To do - Give every entry again, word for word and in full.

===

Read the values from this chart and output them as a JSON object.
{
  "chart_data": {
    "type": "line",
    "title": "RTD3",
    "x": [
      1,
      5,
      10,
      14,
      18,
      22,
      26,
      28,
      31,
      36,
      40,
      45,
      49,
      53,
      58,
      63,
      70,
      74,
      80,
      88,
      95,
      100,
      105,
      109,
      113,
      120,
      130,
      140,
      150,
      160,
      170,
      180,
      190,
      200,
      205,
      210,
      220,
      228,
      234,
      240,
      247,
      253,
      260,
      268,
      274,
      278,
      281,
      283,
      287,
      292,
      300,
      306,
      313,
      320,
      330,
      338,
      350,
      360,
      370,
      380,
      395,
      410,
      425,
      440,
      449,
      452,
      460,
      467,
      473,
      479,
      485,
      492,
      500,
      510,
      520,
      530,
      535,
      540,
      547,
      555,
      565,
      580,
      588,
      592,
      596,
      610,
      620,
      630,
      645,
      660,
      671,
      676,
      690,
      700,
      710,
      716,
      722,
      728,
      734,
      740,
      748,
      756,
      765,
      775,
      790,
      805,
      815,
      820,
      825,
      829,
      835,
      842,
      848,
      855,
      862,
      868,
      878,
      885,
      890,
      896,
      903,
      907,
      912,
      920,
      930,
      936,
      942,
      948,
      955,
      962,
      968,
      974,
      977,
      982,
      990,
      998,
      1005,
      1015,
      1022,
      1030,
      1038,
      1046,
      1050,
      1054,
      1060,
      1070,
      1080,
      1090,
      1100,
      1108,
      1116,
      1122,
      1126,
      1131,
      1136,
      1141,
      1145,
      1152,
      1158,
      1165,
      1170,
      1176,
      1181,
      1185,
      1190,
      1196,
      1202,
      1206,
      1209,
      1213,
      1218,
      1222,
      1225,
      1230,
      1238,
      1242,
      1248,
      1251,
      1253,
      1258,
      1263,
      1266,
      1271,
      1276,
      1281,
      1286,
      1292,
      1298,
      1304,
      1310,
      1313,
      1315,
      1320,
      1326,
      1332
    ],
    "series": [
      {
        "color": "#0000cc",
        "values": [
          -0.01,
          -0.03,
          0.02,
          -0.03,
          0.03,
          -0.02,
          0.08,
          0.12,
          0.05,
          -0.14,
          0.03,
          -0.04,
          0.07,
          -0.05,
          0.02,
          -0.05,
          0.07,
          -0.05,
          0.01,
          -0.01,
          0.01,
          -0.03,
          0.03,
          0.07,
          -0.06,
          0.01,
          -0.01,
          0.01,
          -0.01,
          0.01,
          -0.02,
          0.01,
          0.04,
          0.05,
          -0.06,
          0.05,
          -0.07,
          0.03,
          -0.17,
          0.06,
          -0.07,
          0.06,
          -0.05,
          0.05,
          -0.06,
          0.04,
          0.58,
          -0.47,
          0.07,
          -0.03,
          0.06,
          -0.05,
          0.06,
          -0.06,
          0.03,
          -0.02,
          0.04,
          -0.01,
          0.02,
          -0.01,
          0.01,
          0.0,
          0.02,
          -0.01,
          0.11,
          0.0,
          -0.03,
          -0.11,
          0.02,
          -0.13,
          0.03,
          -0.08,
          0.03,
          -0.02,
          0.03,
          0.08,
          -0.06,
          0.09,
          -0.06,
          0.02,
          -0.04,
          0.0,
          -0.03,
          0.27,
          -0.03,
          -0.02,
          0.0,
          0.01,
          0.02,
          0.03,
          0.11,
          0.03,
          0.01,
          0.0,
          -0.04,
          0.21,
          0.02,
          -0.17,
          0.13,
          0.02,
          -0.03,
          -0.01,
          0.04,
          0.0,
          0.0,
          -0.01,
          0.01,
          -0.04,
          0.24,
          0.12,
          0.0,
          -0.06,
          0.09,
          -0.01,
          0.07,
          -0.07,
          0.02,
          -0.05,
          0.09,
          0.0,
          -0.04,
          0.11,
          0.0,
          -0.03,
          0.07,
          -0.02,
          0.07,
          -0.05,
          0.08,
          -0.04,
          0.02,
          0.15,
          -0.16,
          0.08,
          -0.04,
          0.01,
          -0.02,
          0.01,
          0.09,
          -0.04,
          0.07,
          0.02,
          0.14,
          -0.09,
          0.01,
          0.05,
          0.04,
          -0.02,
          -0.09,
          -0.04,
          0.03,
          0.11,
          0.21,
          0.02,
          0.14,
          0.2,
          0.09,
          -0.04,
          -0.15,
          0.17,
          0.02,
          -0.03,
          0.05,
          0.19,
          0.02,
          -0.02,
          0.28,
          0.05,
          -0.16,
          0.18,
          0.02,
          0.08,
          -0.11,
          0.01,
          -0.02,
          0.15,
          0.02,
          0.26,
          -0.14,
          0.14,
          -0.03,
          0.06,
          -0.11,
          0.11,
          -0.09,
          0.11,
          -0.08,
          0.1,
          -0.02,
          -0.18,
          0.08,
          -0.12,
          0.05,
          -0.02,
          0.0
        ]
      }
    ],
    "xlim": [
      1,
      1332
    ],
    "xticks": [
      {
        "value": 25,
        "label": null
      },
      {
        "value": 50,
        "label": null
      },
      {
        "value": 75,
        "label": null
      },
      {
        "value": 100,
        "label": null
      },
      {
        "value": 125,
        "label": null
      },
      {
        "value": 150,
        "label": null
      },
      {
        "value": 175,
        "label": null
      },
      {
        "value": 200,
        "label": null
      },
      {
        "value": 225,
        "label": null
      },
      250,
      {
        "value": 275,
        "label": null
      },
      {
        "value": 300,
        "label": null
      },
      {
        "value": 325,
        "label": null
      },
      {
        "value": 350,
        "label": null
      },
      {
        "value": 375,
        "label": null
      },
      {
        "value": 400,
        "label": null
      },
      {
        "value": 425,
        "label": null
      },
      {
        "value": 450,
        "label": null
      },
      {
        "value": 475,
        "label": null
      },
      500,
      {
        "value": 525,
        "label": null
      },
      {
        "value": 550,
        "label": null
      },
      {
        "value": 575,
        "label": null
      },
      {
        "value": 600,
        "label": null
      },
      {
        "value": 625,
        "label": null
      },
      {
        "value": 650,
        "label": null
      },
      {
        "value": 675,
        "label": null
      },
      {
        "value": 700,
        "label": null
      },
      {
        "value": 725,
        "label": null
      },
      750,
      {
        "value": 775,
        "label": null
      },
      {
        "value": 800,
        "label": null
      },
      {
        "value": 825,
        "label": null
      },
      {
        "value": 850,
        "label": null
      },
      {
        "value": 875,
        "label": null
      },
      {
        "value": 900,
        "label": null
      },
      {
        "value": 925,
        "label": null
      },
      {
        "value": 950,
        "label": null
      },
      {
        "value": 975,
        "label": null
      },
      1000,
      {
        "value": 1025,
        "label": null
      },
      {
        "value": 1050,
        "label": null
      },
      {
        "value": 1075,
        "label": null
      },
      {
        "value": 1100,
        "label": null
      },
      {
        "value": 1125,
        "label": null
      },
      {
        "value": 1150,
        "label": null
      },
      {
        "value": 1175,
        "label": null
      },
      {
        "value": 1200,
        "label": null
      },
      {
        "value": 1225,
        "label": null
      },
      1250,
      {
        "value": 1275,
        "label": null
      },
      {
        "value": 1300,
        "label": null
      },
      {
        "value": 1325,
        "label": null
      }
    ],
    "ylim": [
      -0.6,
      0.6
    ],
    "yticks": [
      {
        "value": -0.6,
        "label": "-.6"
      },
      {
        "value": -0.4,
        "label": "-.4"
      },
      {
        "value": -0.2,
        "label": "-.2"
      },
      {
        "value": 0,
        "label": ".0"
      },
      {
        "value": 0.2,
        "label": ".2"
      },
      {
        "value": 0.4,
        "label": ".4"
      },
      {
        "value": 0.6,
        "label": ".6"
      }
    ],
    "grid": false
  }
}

===

Worked answer -
Read the values from this chart and output them as a JSON object.
{
  "chart_data": {
    "type": "line",
    "title": "RTD3",
    "x": [
      1,
      5,
      10,
      14,
      18,
      22,
      26,
      28,
      31,
      36,
      40,
      45,
      49,
      53,
      58,
      63,
      70,
      74,
      80,
      88,
      95,
      100,
      105,
      109,
      113,
      120,
      130,
      140,
      150,
      160,
      170,
      180,
      190,
      200,
      205,
      210,
      220,
      228,
      234,
      240,
      247,
      253,
      260,
      268,
      274,
      278,
      281,
      283,
      287,
      292,
      300,
      306,
      313,
      320,
      330,
      338,
      350,
      360,
      370,
      380,
      395,
      410,
      425,
      440,
      449,
      452,
      460,
      467,
      473,
      479,
      485,
      492,
      500,
      510,
      520,
      530,
      535,
      540,
      547,
      555,
      565,
      580,
      588,
      592,
      596,
      610,
      620,
      630,
      645,
      660,
      671,
      676,
      690,
      700,
      710,
      716,
      722,
      728,
      734,
      740,
      748,
      756,
      765,
      775,
      790,
      805,
      815,
      820,
      825,
      829,
      835,
      842,
      848,
      855,
      862,
      868,
      878,
      885,
      890,
      896,
      903,
      907,
      912,
      920,
      930,
      936,
      942,
      948,
      955,
      962,
      968,
      974,
      977,
      982,
      990,
      998,
      1005,
      1015,
      1022,
      1030,
      1038,
      1046,
      1050,
      1054,
      1060,
      1070,
      1080,
      1090,
      1100,
      1108,
      1116,
      1122,
      1126,
      1131,
      1136,
      1141,
      1145,
      1152,
      1158,
      1165,
      1170,
      1176,
      1181,
      1185,
      1190,
      1196,
      1202,
      1206,
      1209,
      1213,
      1218,
      1222,
      1225,
      1230,
      1238,
      1242,
      1248,
      1251,
      1253,
      1258,
      1263,
      1266,
      1271,
      1276,
      1281,
      1286,
      1292,
      1298,
      1304,
      1310,
      1313,
      1315,
      1320,
      1326,
      1332
    ],
    "series": [
      {
        "color": "#0000cc",
        "values": [
          -0.01,
          -0.03,
          0.02,
          -0.03,
          0.03,
          -0.02,
          0.08,
          0.12,
          0.05,
          -0.14,
          0.03,
          -0.04,
          0.07,
          -0.05,
          0.02,
          -0.05,
          0.07,
          -0.05,
          0.01,
          -0.01,
          0.01,
          -0.03,
          0.03,
          0.07,
          -0.06,
          0.01,
          -0.01,
          0.01,
          -0.01,
          0.01,
          -0.02,
          0.01,
          0.04,
          0.05,
          -0.06,
          0.05,
          -0.07,
          0.03,
          -0.17,
          0.06,
          -0.07,
          0.06,
          -0.05,
          0.05,
          -0.06,
          0.04,
          0.58,
          -0.47,
          0.07,
          -0.03,
          0.06,
          -0.05,
          0.06,
          -0.06,
          0.03,
          -0.02,
          0.04,
          -0.01,
          0.02,
          -0.01,
          0.01,
          0.0,
          0.02,
          -0.01,
          0.11,
          0.0,
          -0.03,
          -0.11,
          0.02,
          -0.13,
          0.03,
          -0.08,
          0.03,
          -0.02,
          0.03,
          0.08,
          -0.06,
          0.09,
          -0.06,
          0.02,
          -0.04,
          0.0,
          -0.03,
          0.27,
          -0.03,
          -0.02,
          0.0,
          0.01,
          0.02,
          0.03,
          0.11,
          0.03,
          0.01,
          0.0,
          -0.04,
          0.21,
          0.02,
          -0.17,
          0.13,
          0.02,
          -0.03,
          -0.01,
          0.04,
          0.0,
          0.0,
          -0.01,
          0.01,
          -0.04,
          0.24,
          0.12,
          0.0,
          -0.06,
          0.09,
          -0.01,
          0.07,
          -0.07,
          0.02,
          -0.05,
          0.09,
          0.0,
          -0.04,
          0.11,
          0.0,
          -0.03,
          0.07,
          -0.02,
          0.07,
          -0.05,
          0.08,
          -0.04,
          0.02,
          0.15,
          -0.16,
          0.08,
          -0.04,
          0.01,
          -0.02,
          0.01,
          0.09,
          -0.04,
          0.07,
          0.02,
          0.14,
          -0.09,
          0.01,
          0.05,
          0.04,
          -0.02,
          -0.09,
          -0.04,
          0.03,
          0.11,
          0.21,
          0.02,
          0.14,
          0.2,
          0.09,
          -0.04,
          -0.15,
          0.17,
          0.02,
          -0.03,
          0.05,
          0.19,
          0.02,
          -0.02,
          0.28,
          0.05,
          -0.16,
          0.18,
          0.02,
          0.08,
          -0.11,
          0.01,
          -0.02,
          0.15,
          0.02,
          0.26,
          -0.14,
          0.14,
          -0.03,
          0.06,
          -0.11,
          0.11,
          -0.09,
          0.11,
          -0.08,
          0.1,
          -0.02,
          -0.18,
          0.08,
          -0.12,
          0.05,
          -0.02,
          0.0
        ]
      }
    ],
    "xlim": [
      1,
      1332
    ],
    "xticks": [
      {
        "value": 25,
        "label": null
      },
      {
        "value": 50,
        "label": null
      },
      {
        "value": 75,
        "label": null
      },
      {
        "value": 100,
        "label": null
      },
      {
        "value": 125,
        "label": null
      },
      {
        "value": 150,
        "label": null
      },
      {
        "value": 175,
        "label": null
      },
      {
        "value": 200,
        "label": null
      },
      {
        "value": 225,
        "label": null
      },
      250,
      {
        "value": 275,
        "label": null
      },
      {
        "value": 300,
        "label": null
      },
      {
        "value": 325,
        "label": null
      },
      {
        "value": 350,
        "label": null
      },
      {
        "value": 375,
        "label": null
      },
      {
        "value": 400,
        "label": null
      },
      {
        "value": 425,
        "label": null
      },
      {
        "value": 450,
        "label": null
      },
      {
        "value": 475,
        "label": null
      },
      500,
      {
        "value": 525,
        "label": null
      },
      {
        "value": 550,
        "label": null
      },
      {
        "value": 575,
        "label": null
      },
      {
        "value": 600,
        "label": null
      },
      {
        "value": 625,
        "label": null
      },
      {
        "value": 650,
        "label": null
      },
      {
        "value": 675,
        "label": null
      },
      {
        "value": 700,
        "label": null
      },
      {
        "value": 725,
        "label": null
      },
      750,
      {
        "value": 775,
        "label": null
      },
      {
        "value": 800,
        "label": null
      },
      {
        "value": 825,
        "label": null
      },
      {
        "value": 850,
        "label": null
      },
      {
        "value": 875,
        "label": null
      },
      {
        "value": 900,
        "label": null
      },
      {
        "value": 925,
        "label": null
      },
      {
        "value": 950,
        "label": null
      },
      {
        "value": 975,
        "label": null
      },
      1000,
      {
        "value": 1025,
        "label": null
      },
      {
        "value": 1050,
        "label": null
      },
      {
        "value": 1075,
        "label": null
      },
      {
        "value": 1100,
        "label": null
      },
      {
        "value": 1125,
        "label": null
      },
      {
        "value": 1150,
        "label": null
      },
      {
        "value": 1175,
        "label": null
      },
      {
        "value": 1200,
        "label": null
      },
      {
        "value": 1225,
        "label": null
      },
      1250,
      {
        "value": 1275,
        "label": null
      },
      {
        "value": 1300,
        "label": null
      },
      {
        "value": 1325,
        "label": null
      }
    ],
    "ylim": [
      -0.6,
      0.6
    ],
    "yticks": [
      {
        "value": -0.6,
        "label": "-.6"
      },
      {
        "value": -0.4,
        "label": "-.4"
      },
      {
        "value": -0.2,
        "label": "-.2"
      },
      {
        "value": 0,
        "label": ".0"
      },
      {
        "value": 0.2,
        "label": ".2"
      },
      {
        "value": 0.4,
        "label": ".4"
      },
      {
        "value": 0.6,
        "label": ".6"
      }
    ],
    "grid": false
  }
}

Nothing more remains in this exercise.